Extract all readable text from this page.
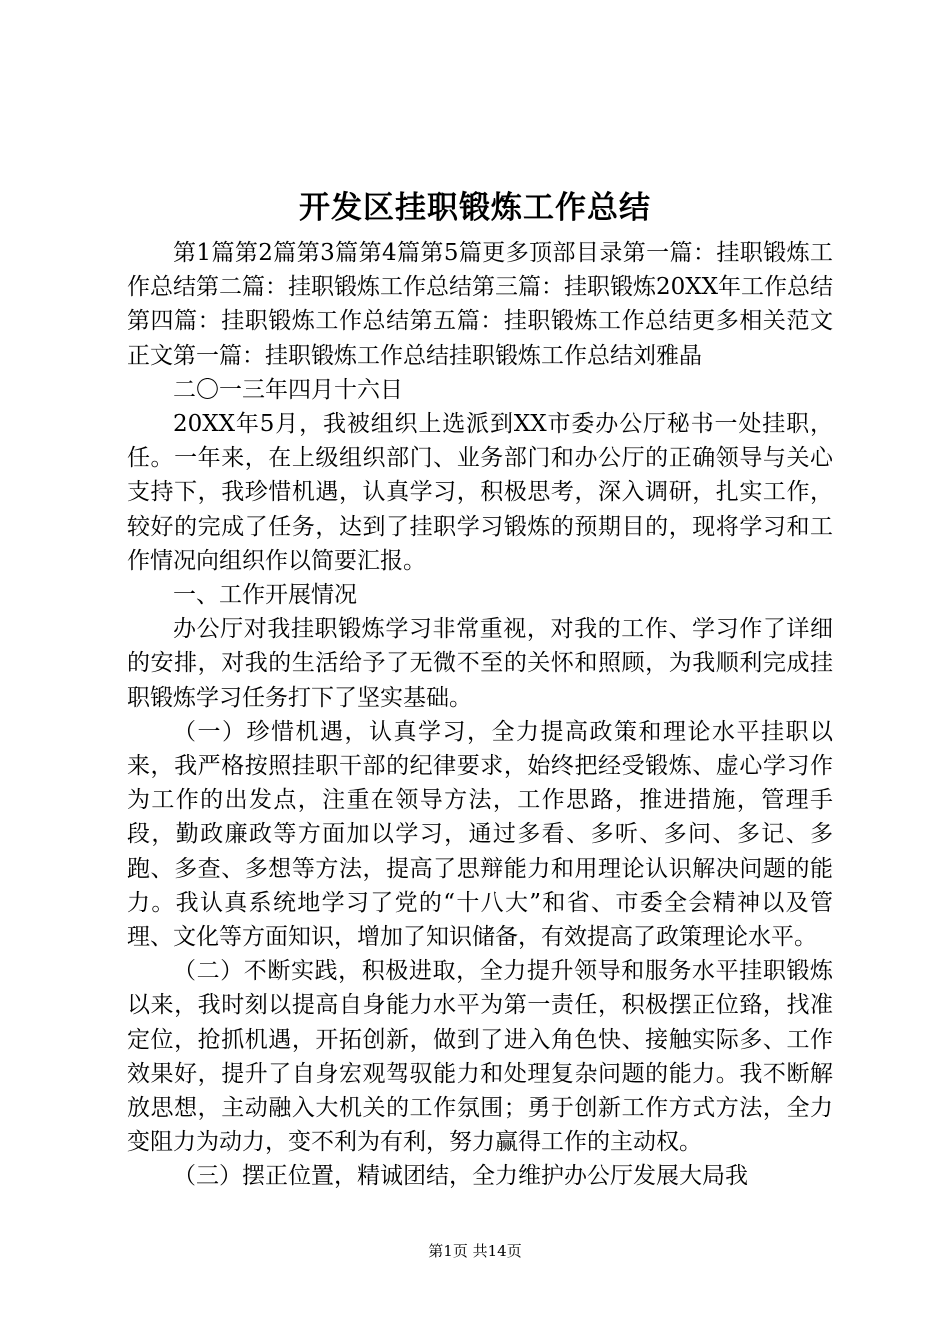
开发区挂职锻炼工作总结

第1篇第2篇第3篇第4篇第5篇更多顶部目录第一篇：挂职锻炼工作总结第二篇：挂职锻炼工作总结第三篇：挂职锻炼20XX年工作总结第四篇：挂职锻炼工作总结第五篇：挂职锻炼工作总结更多相关范文正文第一篇：挂职锻炼工作总结挂职锻炼工作总结刘雅晶

二〇一三年四月十六日

20XX年5月，我被组织上选派到XX市委办公厅秘书一处挂职，任。一年来，在上级组织部门、业务部门和办公厅的正确领导与关心支持下，我珍惜机遇，认真学习，积极思考，深入调研，扎实工作，较好的完成了任务，达到了挂职学习锻炼的预期目的，现将学习和工作情况向组织作以简要汇报。

一、工作开展情况

办公厅对我挂职锻炼学习非常重视，对我的工作、学习作了详细的安排，对我的生活给予了无微不至的关怀和照顾，为我顺利完成挂职锻炼学习任务打下了坚实基础。

（一）珍惜机遇，认真学习，全力提高政策和理论水平挂职以来，我严格按照挂职干部的纪律要求，始终把经受锻炼、虚心学习作为工作的出发点，注重在领导方法，工作思路，推进措施，管理手段，勤政廉政等方面加以学习，通过多看、多听、多问、多记、多跑、多查、多想等方法，提高了思辩能力和用理论认识解决问题的能力。我认真系统地学习了党的“十八大”和省、市委全会精神以及管理、文化等方面知识，增加了知识储备，有效提高了政策理论水平。

（二）不断实践，积极进取，全力提升领导和服务水平挂职锻炼以来，我时刻以提高自身能力水平为第一责任，积极摆正位臵，找准定位，抢抓机遇，开拓创新，做到了进入角色快、接触实际多、工作效果好，提升了自身宏观驾驭能力和处理复杂问题的能力。我不断解放思想，主动融入大机关的工作氛围；勇于创新工作方式方法，全力变阻力为动力，变不利为有利，努力赢得工作的主动权。

（三）摆正位置，精诚团结，全力维护办公厅发展大局我

第1页 共14页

Problem description — What is the number of lines in the records that contain the string "认真学习"? Give only that number.

Reply to the exercise — 2